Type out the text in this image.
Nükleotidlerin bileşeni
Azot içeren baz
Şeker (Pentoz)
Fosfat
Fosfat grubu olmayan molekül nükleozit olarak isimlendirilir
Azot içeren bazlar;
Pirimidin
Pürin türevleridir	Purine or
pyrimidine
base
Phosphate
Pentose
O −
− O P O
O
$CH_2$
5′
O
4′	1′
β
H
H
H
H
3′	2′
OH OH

§ §

--- Work to do ---
Where a line in the material above holds "Fosfat", copy that line.

--- Exercise output ---
Fosfat
Fosfat grubu olmayan molekül nükleozit olarak isimlendirilir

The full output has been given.